Dataset entries
_ _ _ _

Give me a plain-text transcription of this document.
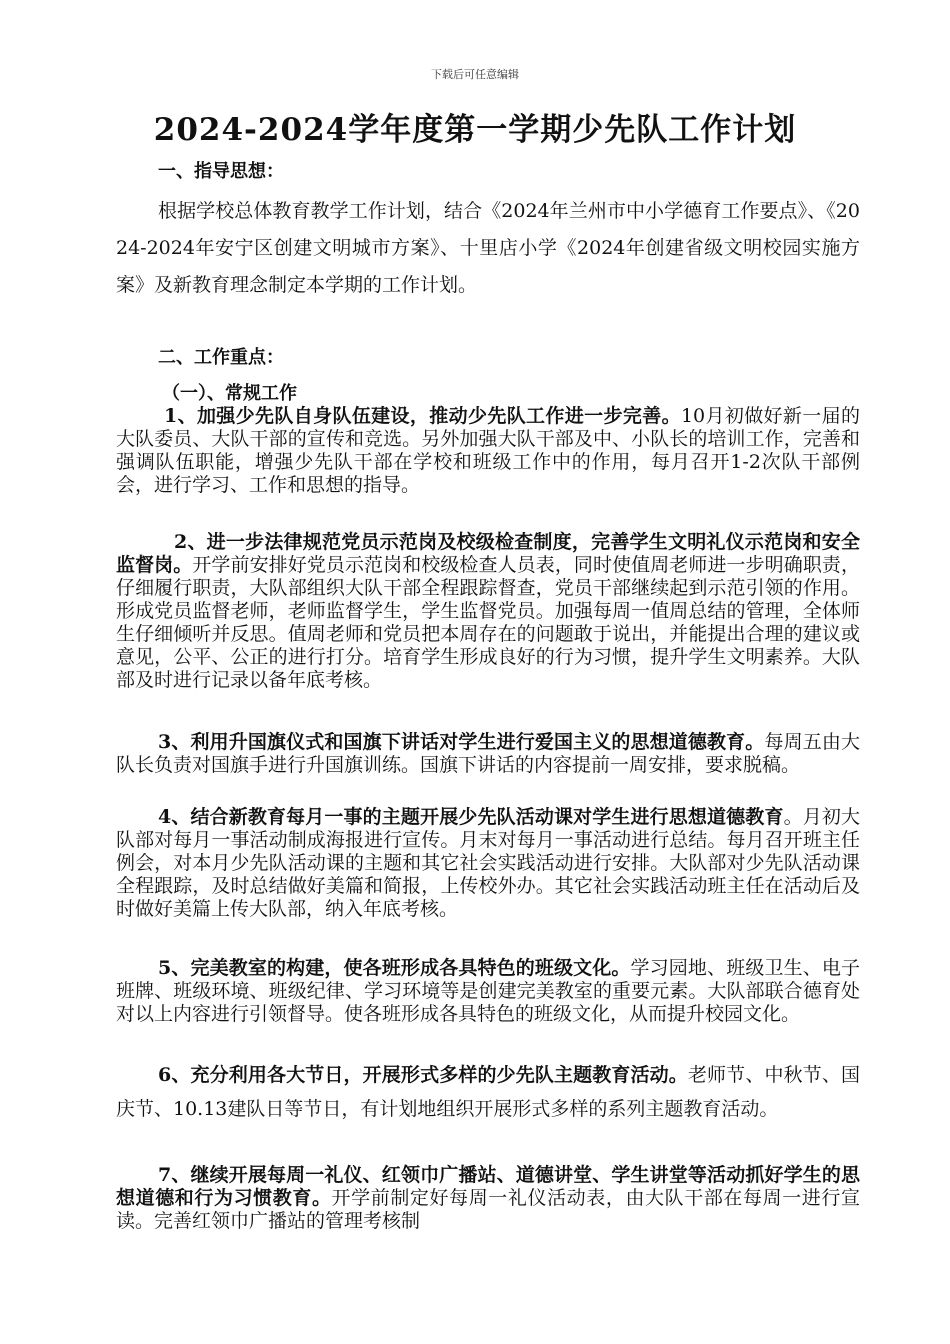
下载后可任意编辑
2024-2024学年度第一学期少先队工作计划
一、指导思想：

根据学校总体教育教学工作计划，结合《2024年兰州市中小学德育工作要点》、《2024-2024年安宁区创建文明城市方案》、十里店小学《2024年创建省级文明校园实施方案》及新教育理念制定本学期的工作计划。

二、工作重点：
（一）、常规工作

1、加强少先队自身队伍建设，推动少先队工作进一步完善。10月初做好新一届的大队委员、大队干部的宣传和竞选。另外加强大队干部及中、小队长的培训工作，完善和强调队伍职能，增强少先队干部在学校和班级工作中的作用，每月召开1-2次队干部例会，进行学习、工作和思想的指导。

2、进一步法律规范党员示范岗及校级检查制度，完善学生文明礼仪示范岗和安全监督岗。开学前安排好党员示范岗和校级检查人员表，同时使值周老师进一步明确职责，仔细履行职责，大队部组织大队干部全程跟踪督查，党员干部继续起到示范引领的作用。形成党员监督老师，老师监督学生，学生监督党员。加强每周一值周总结的管理，全体师生仔细倾听并反思。值周老师和党员把本周存在的问题敢于说出，并能提出合理的建议或意见，公平、公正的进行打分。培育学生形成良好的行为习惯，提升学生文明素养。大队部及时进行记录以备年底考核。

3、利用升国旗仪式和国旗下讲话对学生进行爱国主义的思想道德教育。每周五由大队长负责对国旗手进行升国旗训练。国旗下讲话的内容提前一周安排，要求脱稿。

4、结合新教育每月一事的主题开展少先队活动课对学生进行思想道德教育。月初大队部对每月一事活动制成海报进行宣传。月末对每月一事活动进行总结。每月召开班主任例会，对本月少先队活动课的主题和其它社会实践活动进行安排。大队部对少先队活动课全程跟踪，及时总结做好美篇和简报，上传校外办。其它社会实践活动班主任在活动后及时做好美篇上传大队部，纳入年底考核。

5、完美教室的构建，使各班形成各具特色的班级文化。学习园地、班级卫生、电子班牌、班级环境、班级纪律、学习环境等是创建完美教室的重要元素。大队部联合德育处对以上内容进行引领督导。使各班形成各具特色的班级文化，从而提升校园文化。

6、充分利用各大节日，开展形式多样的少先队主题教育活动。老师节、中秋节、国庆节、10.13建队日等节日，有计划地组织开展形式多样的系列主题教育活动。

7、继续开展每周一礼仪、红领巾广播站、道德讲堂、学生讲堂等活动抓好学生的思想道德和行为习惯教育。开学前制定好每周一礼仪活动表，由大队干部在每周一进行宣读。完善红领巾广播站的管理考核制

_ _ _ _

# Task details
Send back the data above word for word, with the pictures left out.

# Correct response
Give me a plain-text transcription of this document.
下载后可任意编辑
2024-2024学年度第一学期少先队工作计划
一、指导思想：

根据学校总体教育教学工作计划，结合《2024年兰州市中小学德育工作要点》、《2024-2024年安宁区创建文明城市方案》、十里店小学《2024年创建省级文明校园实施方案》及新教育理念制定本学期的工作计划。

二、工作重点：
（一）、常规工作

1、加强少先队自身队伍建设，推动少先队工作进一步完善。10月初做好新一届的大队委员、大队干部的宣传和竞选。另外加强大队干部及中、小队长的培训工作，完善和强调队伍职能，增强少先队干部在学校和班级工作中的作用，每月召开1-2次队干部例会，进行学习、工作和思想的指导。

2、进一步法律规范党员示范岗及校级检查制度，完善学生文明礼仪示范岗和安全监督岗。开学前安排好党员示范岗和校级检查人员表，同时使值周老师进一步明确职责，仔细履行职责，大队部组织大队干部全程跟踪督查，党员干部继续起到示范引领的作用。形成党员监督老师，老师监督学生，学生监督党员。加强每周一值周总结的管理，全体师生仔细倾听并反思。值周老师和党员把本周存在的问题敢于说出，并能提出合理的建议或意见，公平、公正的进行打分。培育学生形成良好的行为习惯，提升学生文明素养。大队部及时进行记录以备年底考核。

3、利用升国旗仪式和国旗下讲话对学生进行爱国主义的思想道德教育。每周五由大队长负责对国旗手进行升国旗训练。国旗下讲话的内容提前一周安排，要求脱稿。

4、结合新教育每月一事的主题开展少先队活动课对学生进行思想道德教育。月初大队部对每月一事活动制成海报进行宣传。月末对每月一事活动进行总结。每月召开班主任例会，对本月少先队活动课的主题和其它社会实践活动进行安排。大队部对少先队活动课全程跟踪，及时总结做好美篇和简报，上传校外办。其它社会实践活动班主任在活动后及时做好美篇上传大队部，纳入年底考核。

5、完美教室的构建，使各班形成各具特色的班级文化。学习园地、班级卫生、电子班牌、班级环境、班级纪律、学习环境等是创建完美教室的重要元素。大队部联合德育处对以上内容进行引领督导。使各班形成各具特色的班级文化，从而提升校园文化。

6、充分利用各大节日，开展形式多样的少先队主题教育活动。老师节、中秋节、国庆节、10.13建队日等节日，有计划地组织开展形式多样的系列主题教育活动。

7、继续开展每周一礼仪、红领巾广播站、道德讲堂、学生讲堂等活动抓好学生的思想道德和行为习惯教育。开学前制定好每周一礼仪活动表，由大队干部在每周一进行宣读。完善红领巾广播站的管理考核制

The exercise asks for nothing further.